EXERCISE AIM =>
Return the count of lines with the string "this" in them, and nothing else.

Rows from a dataset:
------
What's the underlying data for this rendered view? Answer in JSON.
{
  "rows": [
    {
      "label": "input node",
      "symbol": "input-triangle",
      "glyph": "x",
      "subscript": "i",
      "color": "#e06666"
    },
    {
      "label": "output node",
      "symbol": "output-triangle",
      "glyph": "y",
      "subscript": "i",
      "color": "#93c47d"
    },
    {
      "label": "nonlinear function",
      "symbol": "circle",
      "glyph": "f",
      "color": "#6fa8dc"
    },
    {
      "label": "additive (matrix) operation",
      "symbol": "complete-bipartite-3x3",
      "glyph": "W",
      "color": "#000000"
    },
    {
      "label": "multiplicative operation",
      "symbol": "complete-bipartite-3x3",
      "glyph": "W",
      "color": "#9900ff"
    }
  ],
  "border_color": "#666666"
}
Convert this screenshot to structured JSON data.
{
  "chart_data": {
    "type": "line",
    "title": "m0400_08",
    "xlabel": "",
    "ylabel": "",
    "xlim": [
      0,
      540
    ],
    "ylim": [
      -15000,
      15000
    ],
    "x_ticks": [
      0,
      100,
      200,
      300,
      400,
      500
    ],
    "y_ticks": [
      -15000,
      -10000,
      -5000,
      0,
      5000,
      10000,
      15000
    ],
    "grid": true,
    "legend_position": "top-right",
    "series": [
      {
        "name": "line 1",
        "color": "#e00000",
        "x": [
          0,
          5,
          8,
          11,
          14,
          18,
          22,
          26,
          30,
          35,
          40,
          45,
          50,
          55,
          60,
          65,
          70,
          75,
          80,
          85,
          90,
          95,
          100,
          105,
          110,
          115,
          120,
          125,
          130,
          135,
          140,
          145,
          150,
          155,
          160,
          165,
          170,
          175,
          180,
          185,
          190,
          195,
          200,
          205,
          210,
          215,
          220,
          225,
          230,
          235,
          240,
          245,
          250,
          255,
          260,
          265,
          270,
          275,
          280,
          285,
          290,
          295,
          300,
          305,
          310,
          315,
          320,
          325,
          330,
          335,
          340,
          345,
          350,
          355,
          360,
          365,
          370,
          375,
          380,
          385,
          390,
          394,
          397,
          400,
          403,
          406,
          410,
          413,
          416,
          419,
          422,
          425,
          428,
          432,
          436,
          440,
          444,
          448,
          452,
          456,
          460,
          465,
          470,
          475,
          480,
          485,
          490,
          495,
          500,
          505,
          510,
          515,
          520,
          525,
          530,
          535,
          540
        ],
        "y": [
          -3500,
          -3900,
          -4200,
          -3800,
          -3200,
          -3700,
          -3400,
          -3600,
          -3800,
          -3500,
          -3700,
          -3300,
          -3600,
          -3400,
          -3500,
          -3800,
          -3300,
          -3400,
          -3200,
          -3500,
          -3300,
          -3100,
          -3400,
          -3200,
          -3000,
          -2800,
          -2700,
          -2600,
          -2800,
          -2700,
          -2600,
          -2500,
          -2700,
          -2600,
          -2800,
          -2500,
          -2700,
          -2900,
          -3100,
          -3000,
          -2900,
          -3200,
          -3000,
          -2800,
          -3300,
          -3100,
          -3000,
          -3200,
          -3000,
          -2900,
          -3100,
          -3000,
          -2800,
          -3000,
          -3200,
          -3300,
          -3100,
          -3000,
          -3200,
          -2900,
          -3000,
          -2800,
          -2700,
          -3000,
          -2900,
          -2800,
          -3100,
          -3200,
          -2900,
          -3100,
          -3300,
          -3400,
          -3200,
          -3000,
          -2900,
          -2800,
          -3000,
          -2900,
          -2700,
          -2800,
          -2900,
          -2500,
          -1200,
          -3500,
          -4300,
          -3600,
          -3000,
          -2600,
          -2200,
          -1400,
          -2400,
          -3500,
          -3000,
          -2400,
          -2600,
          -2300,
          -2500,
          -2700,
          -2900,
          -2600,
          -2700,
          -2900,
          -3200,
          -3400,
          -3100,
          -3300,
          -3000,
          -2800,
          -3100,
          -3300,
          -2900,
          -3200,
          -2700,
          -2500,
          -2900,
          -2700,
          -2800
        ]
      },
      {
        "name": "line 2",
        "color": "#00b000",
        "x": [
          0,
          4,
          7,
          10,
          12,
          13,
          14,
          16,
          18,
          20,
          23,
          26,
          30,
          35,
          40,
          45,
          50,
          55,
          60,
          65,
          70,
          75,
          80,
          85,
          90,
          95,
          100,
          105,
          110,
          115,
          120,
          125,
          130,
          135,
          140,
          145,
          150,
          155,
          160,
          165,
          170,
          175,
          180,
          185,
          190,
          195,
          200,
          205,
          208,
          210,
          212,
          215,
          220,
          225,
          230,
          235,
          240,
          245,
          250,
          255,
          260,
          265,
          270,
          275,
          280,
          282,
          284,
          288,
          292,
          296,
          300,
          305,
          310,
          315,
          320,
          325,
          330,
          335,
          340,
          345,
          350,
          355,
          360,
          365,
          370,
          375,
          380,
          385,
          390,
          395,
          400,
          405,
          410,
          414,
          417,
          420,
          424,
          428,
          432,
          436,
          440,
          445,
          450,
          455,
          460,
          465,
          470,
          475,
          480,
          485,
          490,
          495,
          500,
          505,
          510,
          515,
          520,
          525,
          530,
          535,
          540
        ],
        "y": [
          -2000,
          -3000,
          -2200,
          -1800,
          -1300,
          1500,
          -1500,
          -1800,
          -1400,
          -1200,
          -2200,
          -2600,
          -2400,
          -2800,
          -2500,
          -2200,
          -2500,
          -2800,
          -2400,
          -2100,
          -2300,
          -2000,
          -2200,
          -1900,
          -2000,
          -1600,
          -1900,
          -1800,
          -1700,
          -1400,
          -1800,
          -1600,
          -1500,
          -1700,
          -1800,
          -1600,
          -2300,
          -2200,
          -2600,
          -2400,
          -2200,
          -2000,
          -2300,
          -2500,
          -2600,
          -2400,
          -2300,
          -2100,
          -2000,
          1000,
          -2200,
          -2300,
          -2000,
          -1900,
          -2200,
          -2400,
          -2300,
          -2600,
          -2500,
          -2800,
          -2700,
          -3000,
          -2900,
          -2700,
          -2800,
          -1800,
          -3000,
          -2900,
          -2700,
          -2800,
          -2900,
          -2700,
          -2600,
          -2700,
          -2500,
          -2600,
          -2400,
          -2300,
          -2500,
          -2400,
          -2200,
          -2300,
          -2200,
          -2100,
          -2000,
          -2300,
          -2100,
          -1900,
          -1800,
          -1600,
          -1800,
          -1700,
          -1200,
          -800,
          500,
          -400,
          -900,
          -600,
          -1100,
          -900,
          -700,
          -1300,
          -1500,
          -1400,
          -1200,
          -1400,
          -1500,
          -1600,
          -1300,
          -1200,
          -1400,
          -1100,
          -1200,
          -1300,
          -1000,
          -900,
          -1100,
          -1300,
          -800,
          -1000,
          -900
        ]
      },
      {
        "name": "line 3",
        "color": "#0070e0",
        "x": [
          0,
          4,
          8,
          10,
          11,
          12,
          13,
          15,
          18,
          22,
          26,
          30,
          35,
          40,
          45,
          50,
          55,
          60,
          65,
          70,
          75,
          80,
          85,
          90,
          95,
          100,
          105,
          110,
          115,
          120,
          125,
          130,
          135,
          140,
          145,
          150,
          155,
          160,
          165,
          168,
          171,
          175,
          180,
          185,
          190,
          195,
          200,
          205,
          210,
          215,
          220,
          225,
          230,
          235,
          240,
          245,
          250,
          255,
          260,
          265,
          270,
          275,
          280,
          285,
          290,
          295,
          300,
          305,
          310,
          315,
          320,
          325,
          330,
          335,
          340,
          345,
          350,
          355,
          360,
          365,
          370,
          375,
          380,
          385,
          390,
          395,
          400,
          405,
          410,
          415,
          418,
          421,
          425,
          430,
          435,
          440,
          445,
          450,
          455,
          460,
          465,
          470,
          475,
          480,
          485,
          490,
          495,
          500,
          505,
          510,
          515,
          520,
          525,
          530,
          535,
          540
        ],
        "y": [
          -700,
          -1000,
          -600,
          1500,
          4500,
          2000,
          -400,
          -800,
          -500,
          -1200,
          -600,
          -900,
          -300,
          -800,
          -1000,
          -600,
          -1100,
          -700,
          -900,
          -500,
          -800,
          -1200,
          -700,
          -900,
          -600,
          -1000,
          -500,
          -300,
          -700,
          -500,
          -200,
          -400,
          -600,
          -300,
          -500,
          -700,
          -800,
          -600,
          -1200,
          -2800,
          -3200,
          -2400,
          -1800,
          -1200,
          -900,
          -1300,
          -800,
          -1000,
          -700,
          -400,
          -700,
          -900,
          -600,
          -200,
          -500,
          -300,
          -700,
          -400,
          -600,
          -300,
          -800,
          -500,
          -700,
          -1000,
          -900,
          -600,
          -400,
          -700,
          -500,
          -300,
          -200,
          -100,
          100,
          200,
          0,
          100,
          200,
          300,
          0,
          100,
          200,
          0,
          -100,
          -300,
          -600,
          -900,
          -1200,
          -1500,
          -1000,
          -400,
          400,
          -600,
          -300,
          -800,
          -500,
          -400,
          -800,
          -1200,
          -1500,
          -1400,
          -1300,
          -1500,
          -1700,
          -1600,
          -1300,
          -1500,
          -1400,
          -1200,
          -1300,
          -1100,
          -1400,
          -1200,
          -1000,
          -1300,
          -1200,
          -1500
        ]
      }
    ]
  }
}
------
RESULT OF THE TASK =>
2